[Dataset rows]

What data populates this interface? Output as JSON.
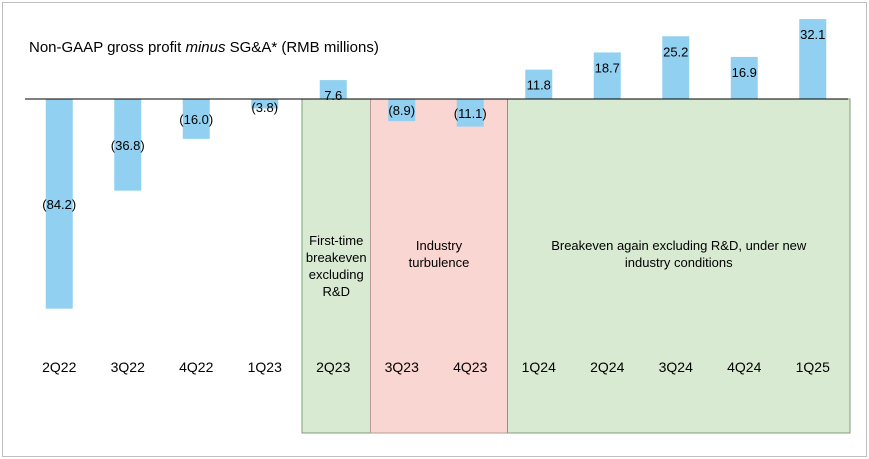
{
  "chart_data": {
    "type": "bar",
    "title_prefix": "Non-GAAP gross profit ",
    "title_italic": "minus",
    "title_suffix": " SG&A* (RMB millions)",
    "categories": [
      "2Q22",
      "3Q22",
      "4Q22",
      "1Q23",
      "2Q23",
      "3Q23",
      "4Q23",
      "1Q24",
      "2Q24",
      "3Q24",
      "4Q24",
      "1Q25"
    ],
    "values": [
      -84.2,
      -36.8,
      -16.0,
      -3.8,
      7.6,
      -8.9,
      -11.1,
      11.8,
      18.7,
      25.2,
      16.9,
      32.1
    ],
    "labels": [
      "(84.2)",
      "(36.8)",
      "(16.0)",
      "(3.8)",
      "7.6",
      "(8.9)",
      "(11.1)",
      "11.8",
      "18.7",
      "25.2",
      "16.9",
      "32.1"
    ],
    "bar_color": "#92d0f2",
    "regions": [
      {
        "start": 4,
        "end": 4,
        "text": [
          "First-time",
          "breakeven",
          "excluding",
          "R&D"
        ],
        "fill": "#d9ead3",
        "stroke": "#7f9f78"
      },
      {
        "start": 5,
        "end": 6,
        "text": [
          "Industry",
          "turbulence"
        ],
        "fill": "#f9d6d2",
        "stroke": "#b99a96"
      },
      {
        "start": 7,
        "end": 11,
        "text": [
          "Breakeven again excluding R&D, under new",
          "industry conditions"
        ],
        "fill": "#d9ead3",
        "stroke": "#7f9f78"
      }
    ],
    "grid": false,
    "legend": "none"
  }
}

Your goal> Transcribe the material exactly, and leave out whatever pictures it holds.

Written solution>
What data populates this interface? Output as JSON.
{
  "chart_data": {
    "type": "bar",
    "title_prefix": "Non-GAAP gross profit ",
    "title_italic": "minus",
    "title_suffix": " SG&A* (RMB millions)",
    "categories": [
      "2Q22",
      "3Q22",
      "4Q22",
      "1Q23",
      "2Q23",
      "3Q23",
      "4Q23",
      "1Q24",
      "2Q24",
      "3Q24",
      "4Q24",
      "1Q25"
    ],
    "values": [
      -84.2,
      -36.8,
      -16.0,
      -3.8,
      7.6,
      -8.9,
      -11.1,
      11.8,
      18.7,
      25.2,
      16.9,
      32.1
    ],
    "labels": [
      "(84.2)",
      "(36.8)",
      "(16.0)",
      "(3.8)",
      "7.6",
      "(8.9)",
      "(11.1)",
      "11.8",
      "18.7",
      "25.2",
      "16.9",
      "32.1"
    ],
    "bar_color": "#92d0f2",
    "regions": [
      {
        "start": 4,
        "end": 4,
        "text": [
          "First-time",
          "breakeven",
          "excluding",
          "R&D"
        ],
        "fill": "#d9ead3",
        "stroke": "#7f9f78"
      },
      {
        "start": 5,
        "end": 6,
        "text": [
          "Industry",
          "turbulence"
        ],
        "fill": "#f9d6d2",
        "stroke": "#b99a96"
      },
      {
        "start": 7,
        "end": 11,
        "text": [
          "Breakeven again excluding R&D, under new",
          "industry conditions"
        ],
        "fill": "#d9ead3",
        "stroke": "#7f9f78"
      }
    ],
    "grid": false,
    "legend": "none"
  }
}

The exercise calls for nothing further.